[Collected data entries]
--- --- ---
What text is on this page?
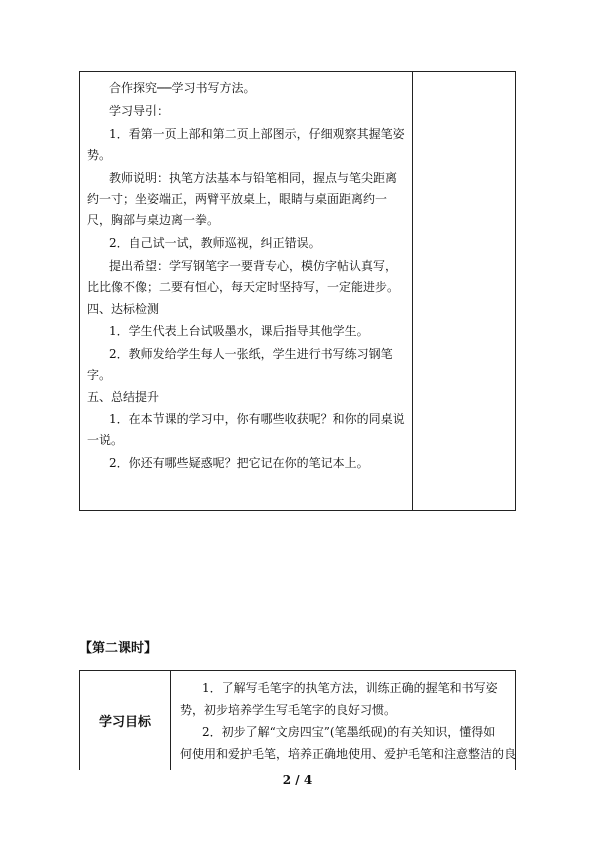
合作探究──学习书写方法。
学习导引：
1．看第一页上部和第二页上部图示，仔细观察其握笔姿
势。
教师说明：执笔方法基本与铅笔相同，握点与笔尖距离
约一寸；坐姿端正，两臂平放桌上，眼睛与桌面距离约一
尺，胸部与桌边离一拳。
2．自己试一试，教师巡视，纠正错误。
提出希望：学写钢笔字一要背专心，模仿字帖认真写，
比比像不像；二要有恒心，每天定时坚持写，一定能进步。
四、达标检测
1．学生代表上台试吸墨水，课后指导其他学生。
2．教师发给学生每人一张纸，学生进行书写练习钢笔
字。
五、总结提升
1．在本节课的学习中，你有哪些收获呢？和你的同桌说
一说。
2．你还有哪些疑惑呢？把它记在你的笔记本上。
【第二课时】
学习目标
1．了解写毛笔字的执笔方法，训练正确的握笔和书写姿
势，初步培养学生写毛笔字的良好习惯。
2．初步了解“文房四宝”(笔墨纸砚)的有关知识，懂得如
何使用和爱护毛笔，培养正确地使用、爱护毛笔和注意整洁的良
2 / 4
--- --- ---
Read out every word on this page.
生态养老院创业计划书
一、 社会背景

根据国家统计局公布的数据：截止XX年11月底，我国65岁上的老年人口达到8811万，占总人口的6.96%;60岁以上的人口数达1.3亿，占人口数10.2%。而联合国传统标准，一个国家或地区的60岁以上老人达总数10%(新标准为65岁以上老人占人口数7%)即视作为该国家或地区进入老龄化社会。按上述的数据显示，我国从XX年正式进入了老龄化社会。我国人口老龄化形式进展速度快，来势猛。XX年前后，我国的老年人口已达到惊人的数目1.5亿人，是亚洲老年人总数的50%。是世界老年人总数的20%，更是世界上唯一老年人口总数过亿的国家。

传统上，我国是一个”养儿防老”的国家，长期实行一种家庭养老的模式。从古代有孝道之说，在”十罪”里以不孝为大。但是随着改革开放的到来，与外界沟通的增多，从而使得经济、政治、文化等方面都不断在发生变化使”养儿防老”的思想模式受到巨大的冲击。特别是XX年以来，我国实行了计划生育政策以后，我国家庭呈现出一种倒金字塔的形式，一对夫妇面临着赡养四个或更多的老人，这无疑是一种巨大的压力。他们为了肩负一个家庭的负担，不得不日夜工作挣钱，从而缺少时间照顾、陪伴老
--- --- ---
■ Job ■
Search the material above for "this". Pull out each line where it shows up.

■ Solved exercise ■
What text is on this page?
Read out every word on this page.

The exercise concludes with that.